= What the task asks =
Lines containing "Output" are to be counted. Give the number and nothing more.

= Records for the task =
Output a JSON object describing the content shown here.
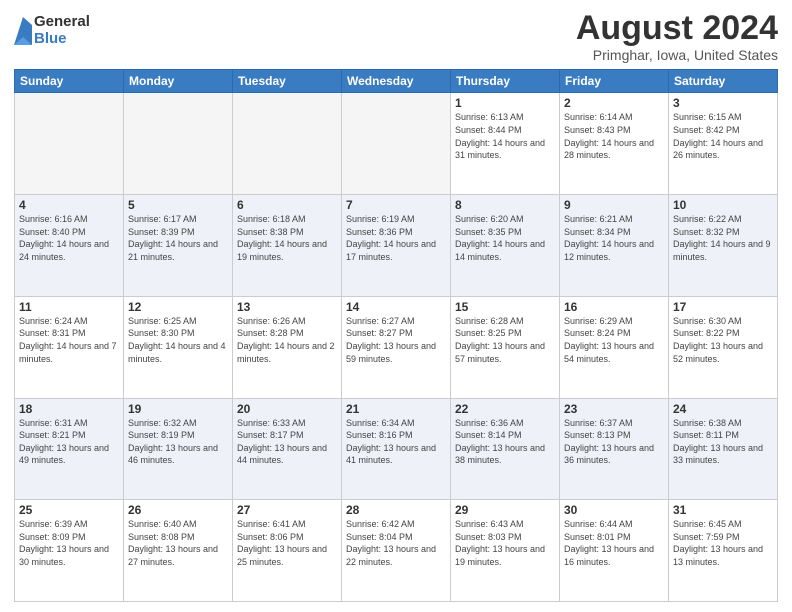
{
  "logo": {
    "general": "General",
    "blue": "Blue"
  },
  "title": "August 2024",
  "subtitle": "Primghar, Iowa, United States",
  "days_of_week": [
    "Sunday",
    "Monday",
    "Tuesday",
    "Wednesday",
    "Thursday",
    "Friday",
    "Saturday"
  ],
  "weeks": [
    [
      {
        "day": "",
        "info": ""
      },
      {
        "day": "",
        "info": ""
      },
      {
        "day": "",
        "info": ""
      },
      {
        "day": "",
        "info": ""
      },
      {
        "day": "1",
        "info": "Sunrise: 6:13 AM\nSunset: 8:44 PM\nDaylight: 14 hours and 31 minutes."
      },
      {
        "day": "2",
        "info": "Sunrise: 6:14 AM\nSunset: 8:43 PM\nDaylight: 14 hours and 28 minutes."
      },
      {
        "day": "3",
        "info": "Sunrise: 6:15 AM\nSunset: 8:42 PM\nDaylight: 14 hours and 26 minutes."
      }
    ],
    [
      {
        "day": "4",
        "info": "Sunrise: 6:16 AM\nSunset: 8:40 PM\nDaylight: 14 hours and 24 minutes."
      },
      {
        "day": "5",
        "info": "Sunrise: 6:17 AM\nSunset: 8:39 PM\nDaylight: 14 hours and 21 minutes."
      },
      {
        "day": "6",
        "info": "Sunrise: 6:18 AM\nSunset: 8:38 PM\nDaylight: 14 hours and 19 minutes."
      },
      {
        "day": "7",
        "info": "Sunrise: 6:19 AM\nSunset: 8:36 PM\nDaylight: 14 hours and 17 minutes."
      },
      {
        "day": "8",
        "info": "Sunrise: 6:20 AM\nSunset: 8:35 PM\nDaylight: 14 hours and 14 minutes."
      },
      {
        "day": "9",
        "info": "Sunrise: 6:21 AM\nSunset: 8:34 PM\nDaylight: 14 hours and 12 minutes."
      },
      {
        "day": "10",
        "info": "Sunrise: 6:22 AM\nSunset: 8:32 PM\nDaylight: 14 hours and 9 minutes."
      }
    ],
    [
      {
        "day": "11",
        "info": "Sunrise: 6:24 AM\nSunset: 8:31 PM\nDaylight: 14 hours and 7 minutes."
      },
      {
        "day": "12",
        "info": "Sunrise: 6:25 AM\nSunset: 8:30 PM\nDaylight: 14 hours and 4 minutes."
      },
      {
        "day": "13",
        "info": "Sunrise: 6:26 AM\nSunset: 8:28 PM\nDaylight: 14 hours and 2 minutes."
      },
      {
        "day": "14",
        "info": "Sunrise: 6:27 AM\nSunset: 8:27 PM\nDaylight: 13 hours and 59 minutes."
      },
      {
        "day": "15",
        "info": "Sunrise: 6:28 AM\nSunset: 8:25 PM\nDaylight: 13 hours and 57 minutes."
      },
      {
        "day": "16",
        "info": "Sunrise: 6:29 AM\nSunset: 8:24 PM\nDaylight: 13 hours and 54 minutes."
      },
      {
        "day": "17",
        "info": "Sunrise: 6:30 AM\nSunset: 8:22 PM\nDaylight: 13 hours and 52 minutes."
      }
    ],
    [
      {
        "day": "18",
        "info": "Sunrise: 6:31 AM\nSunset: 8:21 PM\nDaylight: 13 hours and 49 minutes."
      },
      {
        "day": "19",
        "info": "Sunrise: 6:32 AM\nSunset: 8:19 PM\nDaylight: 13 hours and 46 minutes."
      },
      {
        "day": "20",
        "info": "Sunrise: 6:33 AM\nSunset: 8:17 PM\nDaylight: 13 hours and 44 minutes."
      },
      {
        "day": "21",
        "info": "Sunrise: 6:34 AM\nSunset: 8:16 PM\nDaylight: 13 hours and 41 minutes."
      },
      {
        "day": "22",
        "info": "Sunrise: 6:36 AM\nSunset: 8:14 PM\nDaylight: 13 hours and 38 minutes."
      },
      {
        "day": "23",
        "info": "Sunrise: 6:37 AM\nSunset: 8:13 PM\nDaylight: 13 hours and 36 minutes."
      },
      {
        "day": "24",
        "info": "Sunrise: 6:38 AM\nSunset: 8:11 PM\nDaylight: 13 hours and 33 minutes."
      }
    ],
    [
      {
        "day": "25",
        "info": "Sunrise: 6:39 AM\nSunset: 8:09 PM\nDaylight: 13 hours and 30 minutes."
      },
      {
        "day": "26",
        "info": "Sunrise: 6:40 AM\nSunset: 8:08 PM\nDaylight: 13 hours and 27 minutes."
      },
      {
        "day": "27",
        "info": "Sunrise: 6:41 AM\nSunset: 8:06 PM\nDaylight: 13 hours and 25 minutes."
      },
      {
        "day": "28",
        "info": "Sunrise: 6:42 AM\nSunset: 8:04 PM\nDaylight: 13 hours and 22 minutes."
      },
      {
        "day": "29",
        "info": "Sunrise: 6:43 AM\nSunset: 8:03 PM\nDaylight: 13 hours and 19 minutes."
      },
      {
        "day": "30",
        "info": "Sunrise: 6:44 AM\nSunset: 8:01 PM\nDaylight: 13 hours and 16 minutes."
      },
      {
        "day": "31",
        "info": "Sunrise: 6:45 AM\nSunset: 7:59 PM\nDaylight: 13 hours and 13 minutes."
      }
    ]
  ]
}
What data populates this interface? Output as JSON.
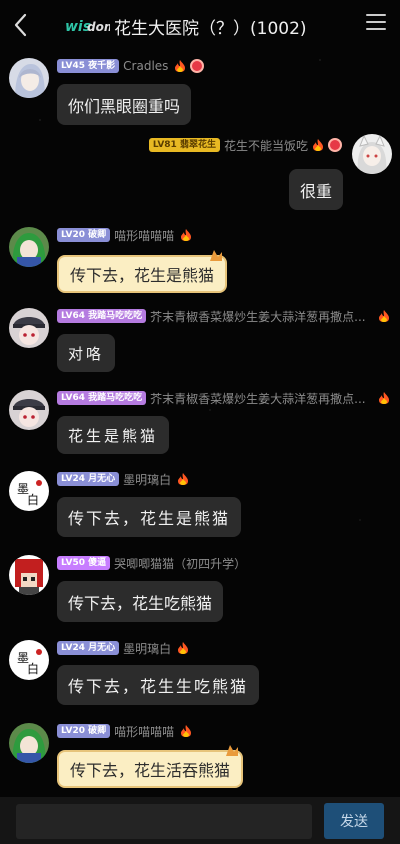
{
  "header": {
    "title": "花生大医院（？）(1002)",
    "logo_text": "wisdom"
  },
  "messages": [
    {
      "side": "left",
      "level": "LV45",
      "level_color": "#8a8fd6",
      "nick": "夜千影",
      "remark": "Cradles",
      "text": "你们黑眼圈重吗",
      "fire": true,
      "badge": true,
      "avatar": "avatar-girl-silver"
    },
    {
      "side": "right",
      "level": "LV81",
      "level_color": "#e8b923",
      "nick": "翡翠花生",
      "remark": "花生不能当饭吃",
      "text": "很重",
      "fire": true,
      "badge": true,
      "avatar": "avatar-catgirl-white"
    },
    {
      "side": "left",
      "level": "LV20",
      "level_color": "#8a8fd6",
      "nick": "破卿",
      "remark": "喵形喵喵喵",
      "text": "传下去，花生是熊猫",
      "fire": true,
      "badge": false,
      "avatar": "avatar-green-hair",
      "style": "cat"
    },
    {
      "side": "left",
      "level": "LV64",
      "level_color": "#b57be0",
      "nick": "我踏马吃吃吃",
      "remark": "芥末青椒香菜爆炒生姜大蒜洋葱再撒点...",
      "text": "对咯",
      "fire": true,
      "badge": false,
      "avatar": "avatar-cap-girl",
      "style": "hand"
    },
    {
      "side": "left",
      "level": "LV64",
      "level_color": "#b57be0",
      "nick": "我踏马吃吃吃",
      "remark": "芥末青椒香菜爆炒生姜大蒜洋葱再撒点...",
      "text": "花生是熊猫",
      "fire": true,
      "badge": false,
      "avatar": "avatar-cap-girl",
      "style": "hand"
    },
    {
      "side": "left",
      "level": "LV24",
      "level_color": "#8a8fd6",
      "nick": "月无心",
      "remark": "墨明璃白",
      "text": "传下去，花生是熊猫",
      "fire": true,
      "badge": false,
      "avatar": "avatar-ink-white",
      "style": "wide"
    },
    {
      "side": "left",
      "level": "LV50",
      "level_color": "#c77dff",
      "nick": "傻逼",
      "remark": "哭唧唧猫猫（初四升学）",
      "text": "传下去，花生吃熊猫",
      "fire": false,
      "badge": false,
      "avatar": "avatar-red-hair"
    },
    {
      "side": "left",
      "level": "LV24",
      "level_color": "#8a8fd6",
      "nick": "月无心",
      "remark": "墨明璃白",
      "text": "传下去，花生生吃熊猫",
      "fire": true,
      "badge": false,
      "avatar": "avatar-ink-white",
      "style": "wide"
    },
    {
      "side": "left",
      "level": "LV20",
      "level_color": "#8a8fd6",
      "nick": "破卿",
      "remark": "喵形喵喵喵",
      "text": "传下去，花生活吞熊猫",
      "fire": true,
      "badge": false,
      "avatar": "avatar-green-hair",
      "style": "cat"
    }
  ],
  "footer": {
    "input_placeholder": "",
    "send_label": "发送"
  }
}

= Expected answer =
2